- Trecho do texto -

+ + + +

Seu Zéquinha nos contou que no tempo de seu avô a Capela era de sapê e que ele e seu pai a reformaram há 34 anos. Ele nos disse que hoje em dia poucas pessoas vêm para a Festa, a maioria é da sua família. Alguns parentes de sua esposa que são de Caçapava também costumam comparecer.
Perguntamos se alguém “paga” alguma promessa na Capela e ele nos respondeu que raramente mas que de vez em quando alguém traz algumas fitas para amarrar na Santa Cruz! ( Essas fitas são de cetim, coloridas e geralmente o devoto as  amarra na cruz após uma graça recebida. Sendo assim se uma cruz tem muitas fitas amarradas nela significa que a Cruz distribuiu muitas graças).

Para esta festa o Seu Zequinha estava esperando a “Cia de Moçambique”, depois eles rezariam o terço e caso alguém trouxesse prendas teria um leilão e por fim um café com pão oferecido por ele

A FESTA DA SANTA CRUZ NO BRASIL



A Festa da Santa Cruz celebrada no dia “3 de maio” é uma antiga devoção de Portugal,  que foi trazida para o Brasil pelos padres jesuítas assim que aportaram no Brasil, mais ou menos em 1554. Para facilitar a catequização dos índios os Jesuítas adaptaram a tradicional festa da Santa Cruz de origem portuguesa, à cultura indígena, com a inserção da dança indígena: “sarabaque”.
 Os índios guaranis a chamavam de “Festa da Santa Curuzu” e para os tupis “Santa Curuça”.
A devoção a Santa Cruz, cruzeiros e capelas da Santa Cruz, era comum nas fazendas, e em torno delas surgiram povoados que deram origem aos bairros da zona rural
Segundo estudiosos, a Festa de Santa Cruz no Estado de São Paulo marca o início do ciclo das festas juninas, do início do inverno ou ainda do ciclo de maio europeu. Elementos deste ciclo presentes na Festa são o levantamento do mastro, a fogueira (que já não existe mais), os fogos de artifícios (rojões) e os enfeites das cruzes (1)

+ + + +

- Entradas de dados -
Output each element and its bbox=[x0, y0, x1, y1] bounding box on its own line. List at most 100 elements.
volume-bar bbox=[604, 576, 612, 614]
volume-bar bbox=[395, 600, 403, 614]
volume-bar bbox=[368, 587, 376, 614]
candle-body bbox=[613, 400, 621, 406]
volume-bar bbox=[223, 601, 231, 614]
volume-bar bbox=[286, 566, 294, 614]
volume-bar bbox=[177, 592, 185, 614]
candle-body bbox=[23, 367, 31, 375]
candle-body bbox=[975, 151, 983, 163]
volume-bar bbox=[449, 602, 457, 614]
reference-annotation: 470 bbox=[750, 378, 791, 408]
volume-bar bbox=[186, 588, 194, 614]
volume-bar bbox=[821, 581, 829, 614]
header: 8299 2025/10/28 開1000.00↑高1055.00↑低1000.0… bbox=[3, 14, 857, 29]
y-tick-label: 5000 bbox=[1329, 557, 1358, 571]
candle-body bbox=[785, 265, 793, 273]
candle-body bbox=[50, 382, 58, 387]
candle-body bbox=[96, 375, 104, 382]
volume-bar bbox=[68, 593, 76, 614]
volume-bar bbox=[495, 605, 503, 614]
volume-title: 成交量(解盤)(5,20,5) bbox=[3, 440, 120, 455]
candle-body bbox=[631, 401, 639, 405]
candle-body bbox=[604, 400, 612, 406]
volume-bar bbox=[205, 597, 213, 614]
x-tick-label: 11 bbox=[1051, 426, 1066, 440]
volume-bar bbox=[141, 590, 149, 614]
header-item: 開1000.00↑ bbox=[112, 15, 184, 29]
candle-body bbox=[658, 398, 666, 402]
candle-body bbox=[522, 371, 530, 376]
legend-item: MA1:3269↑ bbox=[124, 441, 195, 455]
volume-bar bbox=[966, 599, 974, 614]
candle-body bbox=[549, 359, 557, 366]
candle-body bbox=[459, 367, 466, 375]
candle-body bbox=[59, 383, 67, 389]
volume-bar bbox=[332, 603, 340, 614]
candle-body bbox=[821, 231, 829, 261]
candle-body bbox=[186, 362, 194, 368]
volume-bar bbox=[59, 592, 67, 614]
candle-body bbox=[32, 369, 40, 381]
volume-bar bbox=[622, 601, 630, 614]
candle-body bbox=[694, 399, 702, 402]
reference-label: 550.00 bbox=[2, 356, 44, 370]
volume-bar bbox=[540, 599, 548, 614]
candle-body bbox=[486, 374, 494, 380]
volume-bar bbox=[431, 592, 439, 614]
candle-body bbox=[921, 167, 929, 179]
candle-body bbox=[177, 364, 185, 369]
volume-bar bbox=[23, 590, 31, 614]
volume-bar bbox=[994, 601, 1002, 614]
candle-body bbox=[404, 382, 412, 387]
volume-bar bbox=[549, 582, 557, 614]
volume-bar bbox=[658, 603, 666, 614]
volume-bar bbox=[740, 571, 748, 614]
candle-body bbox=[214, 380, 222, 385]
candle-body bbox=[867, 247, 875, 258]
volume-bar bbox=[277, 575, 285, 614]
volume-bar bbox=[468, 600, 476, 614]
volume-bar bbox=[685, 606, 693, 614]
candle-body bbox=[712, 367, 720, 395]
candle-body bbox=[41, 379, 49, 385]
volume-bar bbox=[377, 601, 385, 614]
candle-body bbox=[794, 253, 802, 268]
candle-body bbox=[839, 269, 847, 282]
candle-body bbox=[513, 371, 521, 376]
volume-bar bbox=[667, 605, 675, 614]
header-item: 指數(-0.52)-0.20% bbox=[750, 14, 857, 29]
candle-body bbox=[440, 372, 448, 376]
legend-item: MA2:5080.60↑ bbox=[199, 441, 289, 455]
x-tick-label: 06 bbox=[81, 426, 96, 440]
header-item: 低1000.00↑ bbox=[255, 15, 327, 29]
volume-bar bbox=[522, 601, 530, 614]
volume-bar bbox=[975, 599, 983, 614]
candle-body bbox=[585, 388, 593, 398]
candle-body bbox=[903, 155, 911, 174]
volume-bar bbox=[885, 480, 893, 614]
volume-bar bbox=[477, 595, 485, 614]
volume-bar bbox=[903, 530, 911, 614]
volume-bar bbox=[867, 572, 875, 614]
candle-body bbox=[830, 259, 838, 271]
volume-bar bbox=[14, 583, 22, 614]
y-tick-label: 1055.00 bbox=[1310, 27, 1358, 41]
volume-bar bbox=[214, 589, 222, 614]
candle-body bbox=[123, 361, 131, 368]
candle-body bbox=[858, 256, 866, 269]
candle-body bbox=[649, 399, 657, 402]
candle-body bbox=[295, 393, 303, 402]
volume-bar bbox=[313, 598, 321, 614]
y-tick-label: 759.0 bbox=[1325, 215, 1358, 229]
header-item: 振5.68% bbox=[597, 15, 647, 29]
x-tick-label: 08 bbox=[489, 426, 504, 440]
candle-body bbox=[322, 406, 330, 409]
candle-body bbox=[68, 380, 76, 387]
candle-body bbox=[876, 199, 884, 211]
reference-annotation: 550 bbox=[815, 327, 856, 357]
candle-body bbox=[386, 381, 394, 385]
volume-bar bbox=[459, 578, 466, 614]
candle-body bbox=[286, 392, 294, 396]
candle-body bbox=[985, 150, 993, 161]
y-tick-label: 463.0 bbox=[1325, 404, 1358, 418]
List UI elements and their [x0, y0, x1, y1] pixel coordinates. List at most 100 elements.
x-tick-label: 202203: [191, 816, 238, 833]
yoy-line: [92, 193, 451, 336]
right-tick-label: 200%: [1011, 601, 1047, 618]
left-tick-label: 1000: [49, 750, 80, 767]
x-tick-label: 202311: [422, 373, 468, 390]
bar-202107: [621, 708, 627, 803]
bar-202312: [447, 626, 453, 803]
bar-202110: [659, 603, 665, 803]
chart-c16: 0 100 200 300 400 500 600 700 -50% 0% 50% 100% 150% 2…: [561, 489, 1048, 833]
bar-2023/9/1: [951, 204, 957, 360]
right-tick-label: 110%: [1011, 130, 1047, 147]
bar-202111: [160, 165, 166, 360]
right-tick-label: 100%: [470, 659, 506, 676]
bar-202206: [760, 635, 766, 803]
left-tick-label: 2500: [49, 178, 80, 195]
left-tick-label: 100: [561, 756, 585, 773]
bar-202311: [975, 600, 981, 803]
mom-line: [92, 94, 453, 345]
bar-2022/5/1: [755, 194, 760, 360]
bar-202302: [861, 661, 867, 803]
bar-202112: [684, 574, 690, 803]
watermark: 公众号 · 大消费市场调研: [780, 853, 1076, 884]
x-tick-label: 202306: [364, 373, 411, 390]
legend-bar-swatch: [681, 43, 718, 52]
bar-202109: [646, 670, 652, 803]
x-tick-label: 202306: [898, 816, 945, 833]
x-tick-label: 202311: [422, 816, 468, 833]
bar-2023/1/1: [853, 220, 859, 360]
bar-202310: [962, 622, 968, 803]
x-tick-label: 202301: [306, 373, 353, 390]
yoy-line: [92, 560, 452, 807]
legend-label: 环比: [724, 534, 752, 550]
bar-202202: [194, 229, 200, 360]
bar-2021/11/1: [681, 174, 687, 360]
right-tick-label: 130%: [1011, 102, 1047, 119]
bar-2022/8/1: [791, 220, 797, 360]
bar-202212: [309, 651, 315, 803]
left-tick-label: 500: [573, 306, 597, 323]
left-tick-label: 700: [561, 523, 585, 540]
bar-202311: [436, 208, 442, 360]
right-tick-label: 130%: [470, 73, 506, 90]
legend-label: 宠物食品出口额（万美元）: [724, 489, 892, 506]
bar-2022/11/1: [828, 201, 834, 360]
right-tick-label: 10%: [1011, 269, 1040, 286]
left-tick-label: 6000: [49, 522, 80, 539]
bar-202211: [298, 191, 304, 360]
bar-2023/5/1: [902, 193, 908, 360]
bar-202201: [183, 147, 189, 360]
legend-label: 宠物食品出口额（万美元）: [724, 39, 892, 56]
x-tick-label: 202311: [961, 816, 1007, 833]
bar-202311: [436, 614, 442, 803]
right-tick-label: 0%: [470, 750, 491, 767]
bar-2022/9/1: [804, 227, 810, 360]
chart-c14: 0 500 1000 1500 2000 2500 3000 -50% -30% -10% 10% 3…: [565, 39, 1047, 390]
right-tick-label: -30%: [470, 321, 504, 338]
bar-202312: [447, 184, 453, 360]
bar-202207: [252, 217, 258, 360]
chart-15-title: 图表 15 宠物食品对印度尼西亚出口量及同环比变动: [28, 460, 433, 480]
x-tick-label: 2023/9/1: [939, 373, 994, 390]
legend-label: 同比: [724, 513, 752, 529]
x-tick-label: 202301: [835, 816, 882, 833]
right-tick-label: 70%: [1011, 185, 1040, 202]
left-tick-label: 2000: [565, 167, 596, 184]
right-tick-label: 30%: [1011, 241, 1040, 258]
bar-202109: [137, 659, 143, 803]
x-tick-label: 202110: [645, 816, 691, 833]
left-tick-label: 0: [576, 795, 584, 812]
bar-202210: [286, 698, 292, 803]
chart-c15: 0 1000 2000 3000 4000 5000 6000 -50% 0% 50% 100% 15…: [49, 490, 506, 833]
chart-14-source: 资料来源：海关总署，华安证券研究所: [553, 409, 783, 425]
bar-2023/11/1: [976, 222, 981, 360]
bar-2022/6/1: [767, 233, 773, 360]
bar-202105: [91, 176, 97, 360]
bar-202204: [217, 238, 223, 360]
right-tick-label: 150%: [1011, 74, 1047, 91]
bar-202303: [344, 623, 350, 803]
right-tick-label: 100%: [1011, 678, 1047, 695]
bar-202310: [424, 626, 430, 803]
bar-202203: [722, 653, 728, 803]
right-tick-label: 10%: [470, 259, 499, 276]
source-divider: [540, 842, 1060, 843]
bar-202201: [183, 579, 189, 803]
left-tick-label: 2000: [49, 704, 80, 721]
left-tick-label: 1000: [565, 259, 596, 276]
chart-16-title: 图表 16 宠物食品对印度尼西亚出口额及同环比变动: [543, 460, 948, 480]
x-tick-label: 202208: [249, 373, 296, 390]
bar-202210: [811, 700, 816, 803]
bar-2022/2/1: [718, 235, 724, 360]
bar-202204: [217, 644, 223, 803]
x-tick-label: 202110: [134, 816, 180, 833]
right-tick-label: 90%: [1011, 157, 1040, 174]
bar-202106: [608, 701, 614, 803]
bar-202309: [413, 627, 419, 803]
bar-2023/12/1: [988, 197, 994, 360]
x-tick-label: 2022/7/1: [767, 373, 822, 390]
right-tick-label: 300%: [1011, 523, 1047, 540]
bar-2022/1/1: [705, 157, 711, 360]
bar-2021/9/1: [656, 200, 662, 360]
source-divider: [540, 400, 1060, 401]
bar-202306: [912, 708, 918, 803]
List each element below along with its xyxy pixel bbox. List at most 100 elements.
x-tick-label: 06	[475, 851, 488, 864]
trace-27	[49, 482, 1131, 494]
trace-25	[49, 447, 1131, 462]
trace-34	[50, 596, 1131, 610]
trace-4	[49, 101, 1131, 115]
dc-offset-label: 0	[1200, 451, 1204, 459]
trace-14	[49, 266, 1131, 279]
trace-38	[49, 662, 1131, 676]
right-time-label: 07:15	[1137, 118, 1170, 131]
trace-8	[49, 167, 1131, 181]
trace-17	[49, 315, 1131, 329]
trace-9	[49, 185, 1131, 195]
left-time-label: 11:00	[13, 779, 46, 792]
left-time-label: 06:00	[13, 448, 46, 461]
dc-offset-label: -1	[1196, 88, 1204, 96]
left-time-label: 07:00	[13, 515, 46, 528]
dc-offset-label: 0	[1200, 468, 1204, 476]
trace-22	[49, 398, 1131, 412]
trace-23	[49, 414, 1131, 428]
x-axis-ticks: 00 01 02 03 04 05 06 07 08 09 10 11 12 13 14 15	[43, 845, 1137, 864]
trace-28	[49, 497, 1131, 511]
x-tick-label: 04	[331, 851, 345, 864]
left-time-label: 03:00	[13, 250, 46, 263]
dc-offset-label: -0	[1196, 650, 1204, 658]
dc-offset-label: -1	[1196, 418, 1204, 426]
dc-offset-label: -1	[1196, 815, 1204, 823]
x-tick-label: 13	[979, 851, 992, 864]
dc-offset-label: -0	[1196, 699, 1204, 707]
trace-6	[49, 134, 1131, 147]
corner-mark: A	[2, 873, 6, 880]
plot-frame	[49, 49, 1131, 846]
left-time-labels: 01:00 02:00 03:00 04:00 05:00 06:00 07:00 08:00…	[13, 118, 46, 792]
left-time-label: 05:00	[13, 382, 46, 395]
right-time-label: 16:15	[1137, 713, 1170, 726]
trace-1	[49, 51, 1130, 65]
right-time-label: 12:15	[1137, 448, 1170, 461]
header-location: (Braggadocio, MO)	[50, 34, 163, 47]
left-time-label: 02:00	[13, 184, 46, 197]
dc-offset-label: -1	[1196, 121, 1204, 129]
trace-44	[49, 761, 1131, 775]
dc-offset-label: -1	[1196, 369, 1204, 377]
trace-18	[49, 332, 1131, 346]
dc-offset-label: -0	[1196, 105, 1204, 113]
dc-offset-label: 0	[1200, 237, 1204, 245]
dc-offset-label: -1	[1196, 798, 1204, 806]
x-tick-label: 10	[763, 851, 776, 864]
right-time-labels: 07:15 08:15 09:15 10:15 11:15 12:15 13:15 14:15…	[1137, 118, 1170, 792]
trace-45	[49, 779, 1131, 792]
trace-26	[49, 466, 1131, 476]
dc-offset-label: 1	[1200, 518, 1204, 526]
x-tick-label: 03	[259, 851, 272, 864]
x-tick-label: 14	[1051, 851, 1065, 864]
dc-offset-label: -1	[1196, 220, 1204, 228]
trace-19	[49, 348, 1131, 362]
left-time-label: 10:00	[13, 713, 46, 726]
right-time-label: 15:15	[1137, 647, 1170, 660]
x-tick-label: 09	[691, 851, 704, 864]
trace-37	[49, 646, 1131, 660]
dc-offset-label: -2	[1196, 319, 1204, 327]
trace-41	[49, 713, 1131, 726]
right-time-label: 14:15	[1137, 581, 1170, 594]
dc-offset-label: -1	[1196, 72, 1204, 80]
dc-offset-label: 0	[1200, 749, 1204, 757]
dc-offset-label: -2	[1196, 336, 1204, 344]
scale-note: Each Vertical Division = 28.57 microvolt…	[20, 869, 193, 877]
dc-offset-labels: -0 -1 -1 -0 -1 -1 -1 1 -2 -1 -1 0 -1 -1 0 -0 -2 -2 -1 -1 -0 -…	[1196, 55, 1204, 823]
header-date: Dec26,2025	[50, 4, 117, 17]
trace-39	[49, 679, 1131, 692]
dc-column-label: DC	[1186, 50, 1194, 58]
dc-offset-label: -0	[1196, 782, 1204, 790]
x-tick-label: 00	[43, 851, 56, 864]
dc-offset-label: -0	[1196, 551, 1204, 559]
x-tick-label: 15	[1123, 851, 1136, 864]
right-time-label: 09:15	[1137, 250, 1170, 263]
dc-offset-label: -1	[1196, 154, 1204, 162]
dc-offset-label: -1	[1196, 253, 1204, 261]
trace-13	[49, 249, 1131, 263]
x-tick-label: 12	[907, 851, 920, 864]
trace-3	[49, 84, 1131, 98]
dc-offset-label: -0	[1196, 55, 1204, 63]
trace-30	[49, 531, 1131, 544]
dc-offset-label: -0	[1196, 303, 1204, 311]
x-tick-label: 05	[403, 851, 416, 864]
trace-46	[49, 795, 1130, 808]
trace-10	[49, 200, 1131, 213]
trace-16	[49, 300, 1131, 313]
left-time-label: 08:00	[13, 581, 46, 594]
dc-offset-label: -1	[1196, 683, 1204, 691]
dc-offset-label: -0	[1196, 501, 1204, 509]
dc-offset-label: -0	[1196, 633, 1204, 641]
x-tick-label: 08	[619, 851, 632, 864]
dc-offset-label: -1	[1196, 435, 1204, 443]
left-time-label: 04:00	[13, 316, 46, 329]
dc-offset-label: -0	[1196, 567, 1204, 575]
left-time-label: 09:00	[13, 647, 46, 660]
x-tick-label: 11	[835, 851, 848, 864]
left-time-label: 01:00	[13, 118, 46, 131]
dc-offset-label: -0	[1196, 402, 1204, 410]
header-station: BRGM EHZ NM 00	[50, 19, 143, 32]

+ + + +

- Tarefas e exercícios -
a – Traduza para o inglês esta frase do texto sobre a Festa da Santa Cruz: "Segundo estudiosos, a Festa de Santa Cruz no Estado de São Paulo marca o início do ciclo das festas juninas, do início do inverno ou ainda do ciclo de maio europeu."
b – Transforme em lista numerada as linhas das entradas, do começo delas até a linha com "y-tick-label: 5000 bbox=[1329, 557, 1358, 571]", incluindo essa linha, e deixe de fora as linhas em branco.
O texto e as entradas não têm nenhuma ligação entre si.

- Respostas a seguir -
a – According to scholars, the Feast of the Holy Cross in the State of São Paulo marks the beginning of the cycle of June festivals, of the beginning of winter, or also of the European May cycle.

b –
1. Output each element and its bbox=[x0, y0, x1, y1] bounding box on its own line. List at most 100 elements.
2. volume-bar bbox=[604, 576, 612, 614]
3. volume-bar bbox=[395, 600, 403, 614]
4. volume-bar bbox=[368, 587, 376, 614]
5. candle-body bbox=[613, 400, 621, 406]
6. volume-bar bbox=[223, 601, 231, 614]
7. volume-bar bbox=[286, 566, 294, 614]
8. volume-bar bbox=[177, 592, 185, 614]
9. candle-body bbox=[23, 367, 31, 375]
10. candle-body bbox=[975, 151, 983, 163]
11. volume-bar bbox=[449, 602, 457, 614]
12. reference-annotation: 470 bbox=[750, 378, 791, 408]
13. volume-bar bbox=[186, 588, 194, 614]
14. volume-bar bbox=[821, 581, 829, 614]
15. header: 8299 2025/10/28 開1000.00↑高1055.00↑低1000.0… bbox=[3, 14, 857, 29]
16. y-tick-label: 5000 bbox=[1329, 557, 1358, 571]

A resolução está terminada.